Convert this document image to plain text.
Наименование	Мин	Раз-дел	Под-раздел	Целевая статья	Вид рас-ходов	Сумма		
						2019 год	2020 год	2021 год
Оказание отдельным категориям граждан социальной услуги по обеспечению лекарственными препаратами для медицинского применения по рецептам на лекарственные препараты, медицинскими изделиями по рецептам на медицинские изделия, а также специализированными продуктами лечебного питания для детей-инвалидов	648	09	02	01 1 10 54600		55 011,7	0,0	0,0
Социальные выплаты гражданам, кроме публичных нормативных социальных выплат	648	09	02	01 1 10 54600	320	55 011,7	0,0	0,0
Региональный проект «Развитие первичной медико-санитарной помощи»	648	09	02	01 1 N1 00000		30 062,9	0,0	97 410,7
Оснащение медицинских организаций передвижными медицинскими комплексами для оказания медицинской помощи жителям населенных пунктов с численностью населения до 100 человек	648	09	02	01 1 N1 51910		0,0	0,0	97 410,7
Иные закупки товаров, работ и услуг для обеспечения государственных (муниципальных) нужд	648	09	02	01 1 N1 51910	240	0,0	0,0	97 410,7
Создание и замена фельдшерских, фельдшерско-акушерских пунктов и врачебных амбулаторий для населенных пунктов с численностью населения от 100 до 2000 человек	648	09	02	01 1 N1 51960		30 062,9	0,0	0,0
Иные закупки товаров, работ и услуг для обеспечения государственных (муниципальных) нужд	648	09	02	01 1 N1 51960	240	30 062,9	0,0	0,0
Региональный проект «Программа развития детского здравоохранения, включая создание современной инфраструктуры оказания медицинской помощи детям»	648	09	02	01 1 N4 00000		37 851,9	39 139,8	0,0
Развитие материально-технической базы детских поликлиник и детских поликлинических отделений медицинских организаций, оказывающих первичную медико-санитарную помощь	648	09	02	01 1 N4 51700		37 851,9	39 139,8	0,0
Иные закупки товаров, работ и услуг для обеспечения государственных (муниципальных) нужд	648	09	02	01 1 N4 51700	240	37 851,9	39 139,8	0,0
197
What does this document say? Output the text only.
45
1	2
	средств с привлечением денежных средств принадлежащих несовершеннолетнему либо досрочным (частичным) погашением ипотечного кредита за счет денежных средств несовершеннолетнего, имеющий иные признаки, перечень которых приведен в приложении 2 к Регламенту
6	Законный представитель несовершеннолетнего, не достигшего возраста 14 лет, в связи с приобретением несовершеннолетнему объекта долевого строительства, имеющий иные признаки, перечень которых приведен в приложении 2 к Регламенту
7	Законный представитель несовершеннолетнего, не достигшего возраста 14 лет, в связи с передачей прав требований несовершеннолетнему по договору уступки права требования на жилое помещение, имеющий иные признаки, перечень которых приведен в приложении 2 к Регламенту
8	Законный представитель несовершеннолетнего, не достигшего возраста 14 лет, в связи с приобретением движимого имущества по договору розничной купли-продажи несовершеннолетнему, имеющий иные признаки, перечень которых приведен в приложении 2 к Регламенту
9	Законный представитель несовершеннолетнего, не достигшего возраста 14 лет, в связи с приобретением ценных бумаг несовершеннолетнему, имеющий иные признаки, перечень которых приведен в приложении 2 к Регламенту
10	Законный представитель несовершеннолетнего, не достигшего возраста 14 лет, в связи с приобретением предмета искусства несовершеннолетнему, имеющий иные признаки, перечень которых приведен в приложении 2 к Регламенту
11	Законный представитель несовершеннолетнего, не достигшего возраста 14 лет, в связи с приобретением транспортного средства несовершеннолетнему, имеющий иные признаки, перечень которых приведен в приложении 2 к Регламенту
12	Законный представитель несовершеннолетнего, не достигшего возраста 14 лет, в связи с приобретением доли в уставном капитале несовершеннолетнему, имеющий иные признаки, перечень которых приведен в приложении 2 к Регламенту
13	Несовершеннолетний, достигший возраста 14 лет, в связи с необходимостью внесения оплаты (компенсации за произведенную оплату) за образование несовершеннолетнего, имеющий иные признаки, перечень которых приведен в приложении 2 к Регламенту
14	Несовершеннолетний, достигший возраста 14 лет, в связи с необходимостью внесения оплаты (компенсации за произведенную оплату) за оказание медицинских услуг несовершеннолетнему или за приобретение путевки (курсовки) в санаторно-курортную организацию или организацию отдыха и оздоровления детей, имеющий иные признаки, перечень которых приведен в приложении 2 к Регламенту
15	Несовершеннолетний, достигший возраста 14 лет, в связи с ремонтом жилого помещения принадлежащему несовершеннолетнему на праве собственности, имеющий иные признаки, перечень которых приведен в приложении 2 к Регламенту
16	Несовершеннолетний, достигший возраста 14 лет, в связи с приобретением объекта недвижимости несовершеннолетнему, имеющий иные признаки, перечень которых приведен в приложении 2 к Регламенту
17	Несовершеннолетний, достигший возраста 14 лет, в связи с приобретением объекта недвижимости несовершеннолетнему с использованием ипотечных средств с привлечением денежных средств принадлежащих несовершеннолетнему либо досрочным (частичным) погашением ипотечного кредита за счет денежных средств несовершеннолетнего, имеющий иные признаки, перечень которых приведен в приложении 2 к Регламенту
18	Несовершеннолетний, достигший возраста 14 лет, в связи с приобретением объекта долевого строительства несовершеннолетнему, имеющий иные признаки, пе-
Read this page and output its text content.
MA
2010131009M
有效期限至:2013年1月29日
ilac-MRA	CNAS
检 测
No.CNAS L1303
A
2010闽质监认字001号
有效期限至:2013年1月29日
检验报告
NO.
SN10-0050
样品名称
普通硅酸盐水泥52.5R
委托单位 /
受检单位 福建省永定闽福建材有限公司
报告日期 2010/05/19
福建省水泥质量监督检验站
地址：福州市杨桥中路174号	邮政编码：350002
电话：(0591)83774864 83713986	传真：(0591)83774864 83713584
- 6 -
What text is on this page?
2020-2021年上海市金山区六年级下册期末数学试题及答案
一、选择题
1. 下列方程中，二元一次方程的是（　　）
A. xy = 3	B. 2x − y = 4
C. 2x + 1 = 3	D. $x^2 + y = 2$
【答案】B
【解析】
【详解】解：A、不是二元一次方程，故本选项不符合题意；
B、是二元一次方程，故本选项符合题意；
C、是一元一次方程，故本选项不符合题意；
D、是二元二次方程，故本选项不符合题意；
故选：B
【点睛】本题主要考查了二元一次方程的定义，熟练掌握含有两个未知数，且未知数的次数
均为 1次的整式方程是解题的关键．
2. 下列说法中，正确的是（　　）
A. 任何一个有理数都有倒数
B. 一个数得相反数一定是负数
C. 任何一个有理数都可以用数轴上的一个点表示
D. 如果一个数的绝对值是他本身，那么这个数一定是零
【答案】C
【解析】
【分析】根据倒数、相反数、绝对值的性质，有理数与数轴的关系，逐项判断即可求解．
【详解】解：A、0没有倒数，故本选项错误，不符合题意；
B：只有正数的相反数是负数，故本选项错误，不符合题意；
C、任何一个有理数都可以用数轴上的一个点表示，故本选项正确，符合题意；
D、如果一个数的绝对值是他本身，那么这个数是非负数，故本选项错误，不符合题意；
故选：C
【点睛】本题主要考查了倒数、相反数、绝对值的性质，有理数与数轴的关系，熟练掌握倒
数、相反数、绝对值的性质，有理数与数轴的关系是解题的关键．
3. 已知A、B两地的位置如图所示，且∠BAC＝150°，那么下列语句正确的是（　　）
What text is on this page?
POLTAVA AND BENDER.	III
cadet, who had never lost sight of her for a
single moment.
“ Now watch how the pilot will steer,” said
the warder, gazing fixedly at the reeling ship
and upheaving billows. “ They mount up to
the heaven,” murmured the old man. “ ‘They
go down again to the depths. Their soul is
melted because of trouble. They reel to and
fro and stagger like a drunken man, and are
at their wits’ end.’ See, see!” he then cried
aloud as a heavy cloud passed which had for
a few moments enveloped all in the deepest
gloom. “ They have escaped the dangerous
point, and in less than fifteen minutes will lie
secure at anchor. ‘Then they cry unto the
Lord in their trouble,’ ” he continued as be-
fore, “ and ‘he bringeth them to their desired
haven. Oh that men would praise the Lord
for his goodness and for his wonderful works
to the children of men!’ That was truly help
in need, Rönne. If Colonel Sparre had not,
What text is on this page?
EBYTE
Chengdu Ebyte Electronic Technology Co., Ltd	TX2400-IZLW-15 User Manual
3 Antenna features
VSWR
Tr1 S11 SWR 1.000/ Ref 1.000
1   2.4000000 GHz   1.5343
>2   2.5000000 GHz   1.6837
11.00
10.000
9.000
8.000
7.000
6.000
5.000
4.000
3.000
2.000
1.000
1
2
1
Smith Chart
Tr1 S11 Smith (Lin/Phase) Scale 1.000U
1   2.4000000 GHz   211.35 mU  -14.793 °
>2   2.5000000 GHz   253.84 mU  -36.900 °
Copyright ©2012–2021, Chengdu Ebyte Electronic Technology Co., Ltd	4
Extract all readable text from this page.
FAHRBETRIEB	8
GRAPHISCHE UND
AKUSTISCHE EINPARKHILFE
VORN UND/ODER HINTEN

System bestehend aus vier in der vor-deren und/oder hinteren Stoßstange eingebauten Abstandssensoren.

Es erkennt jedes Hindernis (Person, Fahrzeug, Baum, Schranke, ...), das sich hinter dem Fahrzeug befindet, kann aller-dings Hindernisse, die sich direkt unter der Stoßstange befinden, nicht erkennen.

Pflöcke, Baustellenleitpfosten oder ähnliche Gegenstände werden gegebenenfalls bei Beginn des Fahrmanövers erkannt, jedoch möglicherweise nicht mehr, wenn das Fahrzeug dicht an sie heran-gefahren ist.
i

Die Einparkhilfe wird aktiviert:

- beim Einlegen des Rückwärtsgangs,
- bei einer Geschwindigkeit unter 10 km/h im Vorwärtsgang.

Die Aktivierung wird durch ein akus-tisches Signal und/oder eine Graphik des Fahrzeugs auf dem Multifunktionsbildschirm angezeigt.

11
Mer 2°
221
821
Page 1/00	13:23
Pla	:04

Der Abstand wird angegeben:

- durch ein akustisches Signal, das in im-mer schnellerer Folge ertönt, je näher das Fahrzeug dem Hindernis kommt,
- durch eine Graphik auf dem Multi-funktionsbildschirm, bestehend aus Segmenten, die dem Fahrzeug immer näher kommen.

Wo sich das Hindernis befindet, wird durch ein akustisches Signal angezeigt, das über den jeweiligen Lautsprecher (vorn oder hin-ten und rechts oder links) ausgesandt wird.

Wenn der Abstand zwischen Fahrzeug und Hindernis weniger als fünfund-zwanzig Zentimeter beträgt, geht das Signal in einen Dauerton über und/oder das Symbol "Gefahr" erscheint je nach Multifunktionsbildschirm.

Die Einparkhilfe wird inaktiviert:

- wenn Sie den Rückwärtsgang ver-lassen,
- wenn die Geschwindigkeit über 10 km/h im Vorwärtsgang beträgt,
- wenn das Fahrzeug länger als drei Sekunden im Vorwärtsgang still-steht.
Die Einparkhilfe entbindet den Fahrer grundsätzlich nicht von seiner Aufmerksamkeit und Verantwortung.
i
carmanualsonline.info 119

★ ★ ★ ★

### Aim of the task
List the lines of the records where "Chengdu" occurs.

### Output of the task
Chengdu Ebyte Electronic Technology Co., Ltd	TX2400-IZLW-15 User Manual
Copyright ©2012–2021, Chengdu Ebyte Electronic Technology Co., Ltd	4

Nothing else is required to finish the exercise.